RECORDS PROVIDED:
#####

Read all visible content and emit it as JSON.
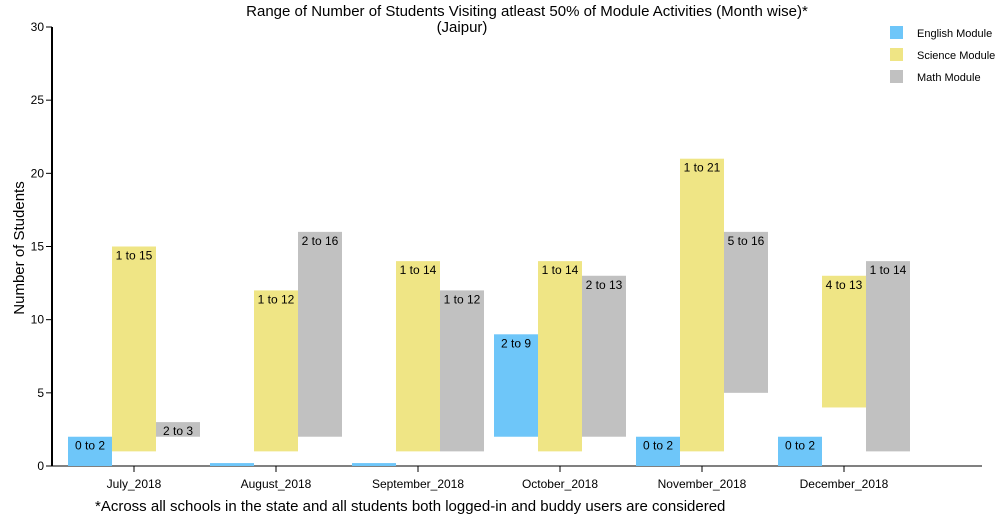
{
  "chart_data": {
    "type": "bar",
    "subtype": "floating-range",
    "title": "Range of Number of Students Visiting atleast 50% of Module Activities (Month wise)*",
    "subtitle": "(Jaipur)",
    "xlabel": "",
    "ylabel": "Number of Students",
    "ylim": [
      0,
      30
    ],
    "yticks": [
      0,
      5,
      10,
      15,
      20,
      25,
      30
    ],
    "categories": [
      "July_2018",
      "August_2018",
      "September_2018",
      "October_2018",
      "November_2018",
      "December_2018"
    ],
    "series": [
      {
        "name": "English Module",
        "color": "#6ec6f9",
        "ranges": [
          [
            0,
            2
          ],
          [
            0,
            0.2
          ],
          [
            0,
            0.2
          ],
          [
            2,
            9
          ],
          [
            0,
            2
          ],
          [
            0,
            2
          ]
        ],
        "labels": [
          "0 to 2",
          "",
          "",
          "2 to 9",
          "0 to 2",
          "0 to 2"
        ]
      },
      {
        "name": "Science Module",
        "color": "#efe585",
        "ranges": [
          [
            1,
            15
          ],
          [
            1,
            12
          ],
          [
            1,
            14
          ],
          [
            1,
            14
          ],
          [
            1,
            21
          ],
          [
            4,
            13
          ]
        ],
        "labels": [
          "1 to 15",
          "1 to 12",
          "1 to 14",
          "1 to 14",
          "1 to 21",
          "4 to 13"
        ]
      },
      {
        "name": "Math Module",
        "color": "#c1c1c1",
        "ranges": [
          [
            2,
            3
          ],
          [
            2,
            16
          ],
          [
            1,
            12
          ],
          [
            2,
            13
          ],
          [
            5,
            16
          ],
          [
            1,
            14
          ]
        ],
        "labels": [
          "2 to 3",
          "2 to 16",
          "1 to 12",
          "2 to 13",
          "5 to 16",
          "1 to 14"
        ]
      }
    ],
    "legend_position": "top-right",
    "grid": false,
    "footnote": "*Across all schools in the state and all students both logged-in and buddy users are considered"
  }
}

#####

INSTRUCTION: Go over the records above and tally the lines with the word "Module" in them. Give the number alone.

TASK RESPONSE: 4